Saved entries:

(begin)

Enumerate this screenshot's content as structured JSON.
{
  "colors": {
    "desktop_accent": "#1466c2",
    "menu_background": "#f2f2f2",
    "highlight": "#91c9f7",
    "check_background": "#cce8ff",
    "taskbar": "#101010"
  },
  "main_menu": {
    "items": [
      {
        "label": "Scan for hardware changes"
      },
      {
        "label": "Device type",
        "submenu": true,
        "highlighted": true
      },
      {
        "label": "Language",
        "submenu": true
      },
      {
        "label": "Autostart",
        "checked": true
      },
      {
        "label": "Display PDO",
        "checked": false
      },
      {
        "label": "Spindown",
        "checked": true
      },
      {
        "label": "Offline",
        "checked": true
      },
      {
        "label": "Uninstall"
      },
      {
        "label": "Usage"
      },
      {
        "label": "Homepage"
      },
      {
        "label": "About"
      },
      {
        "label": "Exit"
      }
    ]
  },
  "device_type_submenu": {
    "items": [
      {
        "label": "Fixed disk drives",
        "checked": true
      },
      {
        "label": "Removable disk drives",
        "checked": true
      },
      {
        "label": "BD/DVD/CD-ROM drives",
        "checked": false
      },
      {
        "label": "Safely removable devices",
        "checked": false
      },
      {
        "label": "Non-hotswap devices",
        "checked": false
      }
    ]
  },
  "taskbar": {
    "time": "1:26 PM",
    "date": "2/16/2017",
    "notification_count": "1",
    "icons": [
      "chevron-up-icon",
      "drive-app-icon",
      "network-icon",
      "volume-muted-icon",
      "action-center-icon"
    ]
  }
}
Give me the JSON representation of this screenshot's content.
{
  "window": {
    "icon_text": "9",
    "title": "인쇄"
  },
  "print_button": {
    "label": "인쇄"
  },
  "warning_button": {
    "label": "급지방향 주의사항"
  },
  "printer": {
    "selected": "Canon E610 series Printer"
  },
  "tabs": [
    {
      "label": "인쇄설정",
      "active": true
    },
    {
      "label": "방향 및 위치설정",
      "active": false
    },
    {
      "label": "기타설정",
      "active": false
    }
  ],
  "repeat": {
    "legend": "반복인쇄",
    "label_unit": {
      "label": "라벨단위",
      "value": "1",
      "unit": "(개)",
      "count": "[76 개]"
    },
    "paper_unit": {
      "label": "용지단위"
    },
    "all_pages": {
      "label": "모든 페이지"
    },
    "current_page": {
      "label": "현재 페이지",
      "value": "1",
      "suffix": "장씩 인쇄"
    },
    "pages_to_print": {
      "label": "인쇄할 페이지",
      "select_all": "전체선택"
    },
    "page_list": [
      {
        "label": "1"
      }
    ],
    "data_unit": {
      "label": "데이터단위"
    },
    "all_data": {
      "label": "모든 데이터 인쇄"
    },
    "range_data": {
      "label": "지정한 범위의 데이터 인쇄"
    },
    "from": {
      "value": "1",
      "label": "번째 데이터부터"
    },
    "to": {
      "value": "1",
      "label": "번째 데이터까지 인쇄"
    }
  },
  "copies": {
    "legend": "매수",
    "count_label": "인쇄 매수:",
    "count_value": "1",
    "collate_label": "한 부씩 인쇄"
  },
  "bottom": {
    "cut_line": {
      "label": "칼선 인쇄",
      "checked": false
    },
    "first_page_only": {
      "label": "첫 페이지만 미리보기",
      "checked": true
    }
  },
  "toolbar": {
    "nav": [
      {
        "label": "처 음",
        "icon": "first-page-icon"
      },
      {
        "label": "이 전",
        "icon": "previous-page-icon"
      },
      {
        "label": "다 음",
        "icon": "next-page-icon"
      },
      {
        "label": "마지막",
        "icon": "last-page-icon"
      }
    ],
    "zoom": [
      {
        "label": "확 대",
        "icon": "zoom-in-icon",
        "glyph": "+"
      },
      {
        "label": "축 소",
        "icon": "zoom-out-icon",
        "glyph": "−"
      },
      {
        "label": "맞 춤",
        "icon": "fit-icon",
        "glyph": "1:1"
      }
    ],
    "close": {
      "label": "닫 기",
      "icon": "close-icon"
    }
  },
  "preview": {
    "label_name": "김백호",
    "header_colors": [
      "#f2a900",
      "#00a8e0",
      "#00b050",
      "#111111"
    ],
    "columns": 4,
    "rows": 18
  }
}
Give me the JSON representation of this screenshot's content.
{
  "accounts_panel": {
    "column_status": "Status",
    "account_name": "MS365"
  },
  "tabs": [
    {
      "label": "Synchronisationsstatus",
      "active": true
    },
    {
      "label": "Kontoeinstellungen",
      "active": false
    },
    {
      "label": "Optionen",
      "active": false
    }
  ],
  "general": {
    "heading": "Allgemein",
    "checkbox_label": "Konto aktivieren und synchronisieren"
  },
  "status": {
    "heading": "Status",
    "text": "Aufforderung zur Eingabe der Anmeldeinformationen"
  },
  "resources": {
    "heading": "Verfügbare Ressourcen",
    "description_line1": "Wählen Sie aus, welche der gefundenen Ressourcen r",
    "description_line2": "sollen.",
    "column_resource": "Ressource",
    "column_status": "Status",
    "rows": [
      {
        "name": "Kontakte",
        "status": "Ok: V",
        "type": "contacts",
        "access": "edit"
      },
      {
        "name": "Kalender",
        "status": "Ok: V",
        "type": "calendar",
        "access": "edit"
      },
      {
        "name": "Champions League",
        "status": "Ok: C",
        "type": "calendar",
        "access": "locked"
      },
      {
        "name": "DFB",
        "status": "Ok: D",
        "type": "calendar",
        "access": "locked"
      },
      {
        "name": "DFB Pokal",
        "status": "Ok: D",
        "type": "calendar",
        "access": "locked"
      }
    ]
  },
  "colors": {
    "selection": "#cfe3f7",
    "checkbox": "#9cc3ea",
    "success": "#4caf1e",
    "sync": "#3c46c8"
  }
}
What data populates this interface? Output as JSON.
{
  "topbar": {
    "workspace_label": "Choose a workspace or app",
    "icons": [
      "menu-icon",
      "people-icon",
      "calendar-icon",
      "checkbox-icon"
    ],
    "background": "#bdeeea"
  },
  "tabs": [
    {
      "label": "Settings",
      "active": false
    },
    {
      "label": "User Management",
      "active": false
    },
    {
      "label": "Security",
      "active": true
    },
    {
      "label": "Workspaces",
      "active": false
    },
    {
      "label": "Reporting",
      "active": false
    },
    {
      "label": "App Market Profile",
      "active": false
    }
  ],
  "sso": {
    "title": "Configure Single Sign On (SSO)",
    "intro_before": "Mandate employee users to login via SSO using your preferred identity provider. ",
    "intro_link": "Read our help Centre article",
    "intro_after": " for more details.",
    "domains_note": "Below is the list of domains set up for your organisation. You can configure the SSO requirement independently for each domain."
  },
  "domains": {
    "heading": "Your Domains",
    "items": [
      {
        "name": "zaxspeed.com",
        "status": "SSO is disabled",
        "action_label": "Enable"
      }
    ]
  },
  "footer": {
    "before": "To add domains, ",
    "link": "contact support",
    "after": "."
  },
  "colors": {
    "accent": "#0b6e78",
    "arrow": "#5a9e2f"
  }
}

(end)

Task requirements: Restate each entry exactly, skipping none.

Response to this exercise:
Enumerate this screenshot's content as structured JSON.
{
  "colors": {
    "desktop_accent": "#1466c2",
    "menu_background": "#f2f2f2",
    "highlight": "#91c9f7",
    "check_background": "#cce8ff",
    "taskbar": "#101010"
  },
  "main_menu": {
    "items": [
      {
        "label": "Scan for hardware changes"
      },
      {
        "label": "Device type",
        "submenu": true,
        "highlighted": true
      },
      {
        "label": "Language",
        "submenu": true
      },
      {
        "label": "Autostart",
        "checked": true
      },
      {
        "label": "Display PDO",
        "checked": false
      },
      {
        "label": "Spindown",
        "checked": true
      },
      {
        "label": "Offline",
        "checked": true
      },
      {
        "label": "Uninstall"
      },
      {
        "label": "Usage"
      },
      {
        "label": "Homepage"
      },
      {
        "label": "About"
      },
      {
        "label": "Exit"
      }
    ]
  },
  "device_type_submenu": {
    "items": [
      {
        "label": "Fixed disk drives",
        "checked": true
      },
      {
        "label": "Removable disk drives",
        "checked": true
      },
      {
        "label": "BD/DVD/CD-ROM drives",
        "checked": false
      },
      {
        "label": "Safely removable devices",
        "checked": false
      },
      {
        "label": "Non-hotswap devices",
        "checked": false
      }
    ]
  },
  "taskbar": {
    "time": "1:26 PM",
    "date": "2/16/2017",
    "notification_count": "1",
    "icons": [
      "chevron-up-icon",
      "drive-app-icon",
      "network-icon",
      "volume-muted-icon",
      "action-center-icon"
    ]
  }
}
Give me the JSON representation of this screenshot's content.
{
  "window": {
    "icon_text": "9",
    "title": "인쇄"
  },
  "print_button": {
    "label": "인쇄"
  },
  "warning_button": {
    "label": "급지방향 주의사항"
  },
  "printer": {
    "selected": "Canon E610 series Printer"
  },
  "tabs": [
    {
      "label": "인쇄설정",
      "active": true
    },
    {
      "label": "방향 및 위치설정",
      "active": false
    },
    {
      "label": "기타설정",
      "active": false
    }
  ],
  "repeat": {
    "legend": "반복인쇄",
    "label_unit": {
      "label": "라벨단위",
      "value": "1",
      "unit": "(개)",
      "count": "[76 개]"
    },
    "paper_unit": {
      "label": "용지단위"
    },
    "all_pages": {
      "label": "모든 페이지"
    },
    "current_page": {
      "label": "현재 페이지",
      "value": "1",
      "suffix": "장씩 인쇄"
    },
    "pages_to_print": {
      "label": "인쇄할 페이지",
      "select_all": "전체선택"
    },
    "page_list": [
      {
        "label": "1"
      }
    ],
    "data_unit": {
      "label": "데이터단위"
    },
    "all_data": {
      "label": "모든 데이터 인쇄"
    },
    "range_data": {
      "label": "지정한 범위의 데이터 인쇄"
    },
    "from": {
      "value": "1",
      "label": "번째 데이터부터"
    },
    "to": {
      "value": "1",
      "label": "번째 데이터까지 인쇄"
    }
  },
  "copies": {
    "legend": "매수",
    "count_label": "인쇄 매수:",
    "count_value": "1",
    "collate_label": "한 부씩 인쇄"
  },
  "bottom": {
    "cut_line": {
      "label": "칼선 인쇄",
      "checked": false
    },
    "first_page_only": {
      "label": "첫 페이지만 미리보기",
      "checked": true
    }
  },
  "toolbar": {
    "nav": [
      {
        "label": "처 음",
        "icon": "first-page-icon"
      },
      {
        "label": "이 전",
        "icon": "previous-page-icon"
      },
      {
        "label": "다 음",
        "icon": "next-page-icon"
      },
      {
        "label": "마지막",
        "icon": "last-page-icon"
      }
    ],
    "zoom": [
      {
        "label": "확 대",
        "icon": "zoom-in-icon",
        "glyph": "+"
      },
      {
        "label": "축 소",
        "icon": "zoom-out-icon",
        "glyph": "−"
      },
      {
        "label": "맞 춤",
        "icon": "fit-icon",
        "glyph": "1:1"
      }
    ],
    "close": {
      "label": "닫 기",
      "icon": "close-icon"
    }
  },
  "preview": {
    "label_name": "김백호",
    "header_colors": [
      "#f2a900",
      "#00a8e0",
      "#00b050",
      "#111111"
    ],
    "columns": 4,
    "rows": 18
  }
}
Give me the JSON representation of this screenshot's content.
{
  "accounts_panel": {
    "column_status": "Status",
    "account_name": "MS365"
  },
  "tabs": [
    {
      "label": "Synchronisationsstatus",
      "active": true
    },
    {
      "label": "Kontoeinstellungen",
      "active": false
    },
    {
      "label": "Optionen",
      "active": false
    }
  ],
  "general": {
    "heading": "Allgemein",
    "checkbox_label": "Konto aktivieren und synchronisieren"
  },
  "status": {
    "heading": "Status",
    "text": "Aufforderung zur Eingabe der Anmeldeinformationen"
  },
  "resources": {
    "heading": "Verfügbare Ressourcen",
    "description_line1": "Wählen Sie aus, welche der gefundenen Ressourcen r",
    "description_line2": "sollen.",
    "column_resource": "Ressource",
    "column_status": "Status",
    "rows": [
      {
        "name": "Kontakte",
        "status": "Ok: V",
        "type": "contacts",
        "access": "edit"
      },
      {
        "name": "Kalender",
        "status": "Ok: V",
        "type": "calendar",
        "access": "edit"
      },
      {
        "name": "Champions League",
        "status": "Ok: C",
        "type": "calendar",
        "access": "locked"
      },
      {
        "name": "DFB",
        "status": "Ok: D",
        "type": "calendar",
        "access": "locked"
      },
      {
        "name": "DFB Pokal",
        "status": "Ok: D",
        "type": "calendar",
        "access": "locked"
      }
    ]
  },
  "colors": {
    "selection": "#cfe3f7",
    "checkbox": "#9cc3ea",
    "success": "#4caf1e",
    "sync": "#3c46c8"
  }
}
What data populates this interface? Output as JSON.
{
  "topbar": {
    "workspace_label": "Choose a workspace or app",
    "icons": [
      "menu-icon",
      "people-icon",
      "calendar-icon",
      "checkbox-icon"
    ],
    "background": "#bdeeea"
  },
  "tabs": [
    {
      "label": "Settings",
      "active": false
    },
    {
      "label": "User Management",
      "active": false
    },
    {
      "label": "Security",
      "active": true
    },
    {
      "label": "Workspaces",
      "active": false
    },
    {
      "label": "Reporting",
      "active": false
    },
    {
      "label": "App Market Profile",
      "active": false
    }
  ],
  "sso": {
    "title": "Configure Single Sign On (SSO)",
    "intro_before": "Mandate employee users to login via SSO using your preferred identity provider. ",
    "intro_link": "Read our help Centre article",
    "intro_after": " for more details.",
    "domains_note": "Below is the list of domains set up for your organisation. You can configure the SSO requirement independently for each domain."
  },
  "domains": {
    "heading": "Your Domains",
    "items": [
      {
        "name": "zaxspeed.com",
        "status": "SSO is disabled",
        "action_label": "Enable"
      }
    ]
  },
  "footer": {
    "before": "To add domains, ",
    "link": "contact support",
    "after": "."
  },
  "colors": {
    "accent": "#0b6e78",
    "arrow": "#5a9e2f"
  }
}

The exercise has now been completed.